__PROBLEM DESCRIPTION__: Go through the data below. List every line that holds the word "Difference".

__INFORMATION GIVEN__:
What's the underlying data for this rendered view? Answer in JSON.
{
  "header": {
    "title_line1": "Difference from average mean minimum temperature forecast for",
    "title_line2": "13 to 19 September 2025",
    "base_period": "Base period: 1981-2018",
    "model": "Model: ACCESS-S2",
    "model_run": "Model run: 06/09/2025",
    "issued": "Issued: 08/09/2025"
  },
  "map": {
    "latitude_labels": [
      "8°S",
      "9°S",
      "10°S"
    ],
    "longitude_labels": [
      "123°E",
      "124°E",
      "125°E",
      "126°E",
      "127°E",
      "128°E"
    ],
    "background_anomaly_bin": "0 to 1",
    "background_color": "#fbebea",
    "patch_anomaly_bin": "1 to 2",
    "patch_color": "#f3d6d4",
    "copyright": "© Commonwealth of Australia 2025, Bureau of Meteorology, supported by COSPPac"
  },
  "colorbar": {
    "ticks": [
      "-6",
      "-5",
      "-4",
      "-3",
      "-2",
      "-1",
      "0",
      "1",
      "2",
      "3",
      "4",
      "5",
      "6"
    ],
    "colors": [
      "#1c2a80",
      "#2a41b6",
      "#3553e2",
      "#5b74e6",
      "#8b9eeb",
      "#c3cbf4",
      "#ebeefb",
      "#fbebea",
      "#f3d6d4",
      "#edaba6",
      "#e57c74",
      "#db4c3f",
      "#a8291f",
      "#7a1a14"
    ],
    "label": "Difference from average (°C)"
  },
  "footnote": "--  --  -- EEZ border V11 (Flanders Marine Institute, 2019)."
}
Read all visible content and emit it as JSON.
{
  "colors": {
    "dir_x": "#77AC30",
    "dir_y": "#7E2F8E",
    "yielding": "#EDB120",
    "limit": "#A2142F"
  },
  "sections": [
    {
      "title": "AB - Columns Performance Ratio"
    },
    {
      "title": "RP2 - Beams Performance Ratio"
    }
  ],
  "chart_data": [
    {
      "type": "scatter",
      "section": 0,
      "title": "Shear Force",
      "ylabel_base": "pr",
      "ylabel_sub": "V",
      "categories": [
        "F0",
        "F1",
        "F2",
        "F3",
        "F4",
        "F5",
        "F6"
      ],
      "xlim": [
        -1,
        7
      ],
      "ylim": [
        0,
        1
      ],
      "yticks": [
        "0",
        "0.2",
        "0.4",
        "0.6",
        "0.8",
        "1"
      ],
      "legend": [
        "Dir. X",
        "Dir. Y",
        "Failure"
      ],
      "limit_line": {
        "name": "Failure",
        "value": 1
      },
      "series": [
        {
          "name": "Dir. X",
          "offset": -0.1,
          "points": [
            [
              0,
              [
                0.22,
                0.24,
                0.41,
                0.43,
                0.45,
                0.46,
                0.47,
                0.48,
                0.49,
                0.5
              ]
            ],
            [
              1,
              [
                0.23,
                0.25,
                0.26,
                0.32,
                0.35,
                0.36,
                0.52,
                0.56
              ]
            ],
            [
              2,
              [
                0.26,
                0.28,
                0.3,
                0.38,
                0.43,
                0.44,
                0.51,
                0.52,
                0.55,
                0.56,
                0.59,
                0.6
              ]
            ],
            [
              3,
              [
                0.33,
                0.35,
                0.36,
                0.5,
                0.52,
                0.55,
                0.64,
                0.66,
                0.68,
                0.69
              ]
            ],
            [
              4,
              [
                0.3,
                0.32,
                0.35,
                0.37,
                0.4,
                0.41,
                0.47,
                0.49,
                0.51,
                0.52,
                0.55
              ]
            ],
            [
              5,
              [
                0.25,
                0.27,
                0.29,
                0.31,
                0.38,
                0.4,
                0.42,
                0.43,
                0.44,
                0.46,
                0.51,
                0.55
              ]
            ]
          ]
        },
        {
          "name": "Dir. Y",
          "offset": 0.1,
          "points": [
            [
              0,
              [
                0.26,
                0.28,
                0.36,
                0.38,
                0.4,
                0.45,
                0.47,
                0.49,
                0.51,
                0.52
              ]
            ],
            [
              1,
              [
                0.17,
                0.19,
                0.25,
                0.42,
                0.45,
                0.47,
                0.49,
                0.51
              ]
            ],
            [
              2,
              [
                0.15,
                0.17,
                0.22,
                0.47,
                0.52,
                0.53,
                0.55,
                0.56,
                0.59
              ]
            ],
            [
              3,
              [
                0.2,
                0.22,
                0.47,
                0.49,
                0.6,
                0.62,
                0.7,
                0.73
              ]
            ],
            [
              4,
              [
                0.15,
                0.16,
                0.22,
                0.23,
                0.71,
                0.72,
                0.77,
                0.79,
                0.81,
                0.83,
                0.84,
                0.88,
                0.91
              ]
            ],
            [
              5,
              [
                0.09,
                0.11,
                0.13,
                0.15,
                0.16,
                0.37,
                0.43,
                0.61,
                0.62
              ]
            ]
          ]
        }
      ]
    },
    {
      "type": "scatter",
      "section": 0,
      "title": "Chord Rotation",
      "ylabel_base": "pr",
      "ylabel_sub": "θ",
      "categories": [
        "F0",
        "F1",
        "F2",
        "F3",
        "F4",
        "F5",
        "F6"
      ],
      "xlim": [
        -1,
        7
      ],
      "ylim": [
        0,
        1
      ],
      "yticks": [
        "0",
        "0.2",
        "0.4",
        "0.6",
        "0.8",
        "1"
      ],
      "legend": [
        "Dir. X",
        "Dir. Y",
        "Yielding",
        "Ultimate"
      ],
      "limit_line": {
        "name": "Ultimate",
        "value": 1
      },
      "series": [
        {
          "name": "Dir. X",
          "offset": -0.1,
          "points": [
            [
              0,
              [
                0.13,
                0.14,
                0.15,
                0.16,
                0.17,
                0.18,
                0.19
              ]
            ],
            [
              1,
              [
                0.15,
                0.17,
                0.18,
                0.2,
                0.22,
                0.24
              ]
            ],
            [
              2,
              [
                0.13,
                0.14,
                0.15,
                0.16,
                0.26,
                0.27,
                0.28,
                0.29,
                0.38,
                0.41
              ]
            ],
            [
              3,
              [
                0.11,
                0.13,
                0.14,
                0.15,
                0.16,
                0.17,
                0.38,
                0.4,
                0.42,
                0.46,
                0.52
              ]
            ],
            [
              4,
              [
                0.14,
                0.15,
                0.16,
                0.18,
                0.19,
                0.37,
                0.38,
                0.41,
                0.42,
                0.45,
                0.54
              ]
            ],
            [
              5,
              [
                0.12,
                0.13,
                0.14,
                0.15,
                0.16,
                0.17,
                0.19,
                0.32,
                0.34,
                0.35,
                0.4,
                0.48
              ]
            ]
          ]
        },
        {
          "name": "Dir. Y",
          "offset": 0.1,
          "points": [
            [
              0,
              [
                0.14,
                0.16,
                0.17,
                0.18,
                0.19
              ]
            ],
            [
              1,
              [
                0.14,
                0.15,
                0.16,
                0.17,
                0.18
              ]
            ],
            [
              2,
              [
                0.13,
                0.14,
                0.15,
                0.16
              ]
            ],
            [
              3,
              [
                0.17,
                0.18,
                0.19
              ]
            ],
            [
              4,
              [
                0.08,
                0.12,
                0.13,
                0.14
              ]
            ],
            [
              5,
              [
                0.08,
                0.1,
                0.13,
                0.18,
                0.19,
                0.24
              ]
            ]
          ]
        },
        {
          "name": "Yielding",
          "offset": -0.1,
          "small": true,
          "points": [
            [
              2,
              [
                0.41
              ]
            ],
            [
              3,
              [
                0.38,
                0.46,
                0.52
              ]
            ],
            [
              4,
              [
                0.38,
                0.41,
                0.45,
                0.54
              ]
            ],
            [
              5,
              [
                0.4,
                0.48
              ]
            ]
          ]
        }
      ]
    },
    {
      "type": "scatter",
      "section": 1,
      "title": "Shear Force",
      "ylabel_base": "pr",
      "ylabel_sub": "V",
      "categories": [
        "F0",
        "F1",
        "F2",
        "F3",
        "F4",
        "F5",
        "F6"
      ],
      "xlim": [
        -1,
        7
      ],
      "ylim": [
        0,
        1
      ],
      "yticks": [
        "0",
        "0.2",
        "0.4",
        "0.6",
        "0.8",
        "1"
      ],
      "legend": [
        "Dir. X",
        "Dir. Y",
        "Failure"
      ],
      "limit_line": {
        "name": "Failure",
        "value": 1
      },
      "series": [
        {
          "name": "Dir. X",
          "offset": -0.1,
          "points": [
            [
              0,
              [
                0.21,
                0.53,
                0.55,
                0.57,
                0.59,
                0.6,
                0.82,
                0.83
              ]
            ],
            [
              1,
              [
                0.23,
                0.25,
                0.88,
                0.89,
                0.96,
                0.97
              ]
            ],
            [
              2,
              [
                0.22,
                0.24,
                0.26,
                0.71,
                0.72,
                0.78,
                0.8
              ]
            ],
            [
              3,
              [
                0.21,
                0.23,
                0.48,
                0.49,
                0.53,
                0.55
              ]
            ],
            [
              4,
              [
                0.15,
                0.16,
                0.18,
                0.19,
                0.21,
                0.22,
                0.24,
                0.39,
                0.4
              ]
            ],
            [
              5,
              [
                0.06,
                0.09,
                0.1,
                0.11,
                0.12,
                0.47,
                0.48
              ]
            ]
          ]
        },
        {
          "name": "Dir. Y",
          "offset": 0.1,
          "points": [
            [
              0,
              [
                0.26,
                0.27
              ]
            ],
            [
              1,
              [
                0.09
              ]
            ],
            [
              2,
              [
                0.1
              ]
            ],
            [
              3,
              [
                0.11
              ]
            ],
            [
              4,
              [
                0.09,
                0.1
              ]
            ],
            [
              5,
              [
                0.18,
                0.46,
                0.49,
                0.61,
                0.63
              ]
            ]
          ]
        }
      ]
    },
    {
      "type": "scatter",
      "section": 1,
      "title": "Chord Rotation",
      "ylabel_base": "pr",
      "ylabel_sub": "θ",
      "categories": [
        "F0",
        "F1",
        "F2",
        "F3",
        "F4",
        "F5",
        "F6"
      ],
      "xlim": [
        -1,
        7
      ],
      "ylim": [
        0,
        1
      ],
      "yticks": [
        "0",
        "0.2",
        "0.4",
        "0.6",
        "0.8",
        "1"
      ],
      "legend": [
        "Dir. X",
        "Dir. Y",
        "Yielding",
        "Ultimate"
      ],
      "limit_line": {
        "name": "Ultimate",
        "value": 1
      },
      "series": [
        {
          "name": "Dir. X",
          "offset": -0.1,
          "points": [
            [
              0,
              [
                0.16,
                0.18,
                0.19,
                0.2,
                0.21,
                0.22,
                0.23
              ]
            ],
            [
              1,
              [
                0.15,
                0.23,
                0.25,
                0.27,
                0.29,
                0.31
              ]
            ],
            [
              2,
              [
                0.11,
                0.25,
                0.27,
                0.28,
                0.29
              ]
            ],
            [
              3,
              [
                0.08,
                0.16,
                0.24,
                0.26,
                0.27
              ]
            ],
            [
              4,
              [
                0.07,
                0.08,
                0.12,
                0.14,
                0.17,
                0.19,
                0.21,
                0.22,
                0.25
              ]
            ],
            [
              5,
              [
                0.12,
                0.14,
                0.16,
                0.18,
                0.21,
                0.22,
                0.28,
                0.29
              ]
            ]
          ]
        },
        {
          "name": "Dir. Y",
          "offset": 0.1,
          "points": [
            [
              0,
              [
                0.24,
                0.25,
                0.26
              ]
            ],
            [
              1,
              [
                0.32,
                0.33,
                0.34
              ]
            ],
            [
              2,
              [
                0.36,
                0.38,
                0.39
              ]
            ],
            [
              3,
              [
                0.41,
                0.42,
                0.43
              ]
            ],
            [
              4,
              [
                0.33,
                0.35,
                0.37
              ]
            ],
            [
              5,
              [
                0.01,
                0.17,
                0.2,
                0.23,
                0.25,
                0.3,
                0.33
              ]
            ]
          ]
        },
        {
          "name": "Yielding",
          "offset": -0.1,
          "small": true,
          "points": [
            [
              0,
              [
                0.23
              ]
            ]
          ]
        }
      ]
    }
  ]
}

__ANSWER TO THIS PROBLEM__:
    "title_line1": "Difference from average mean minimum temperature forecast for",
    "label": "Difference from average (°C)"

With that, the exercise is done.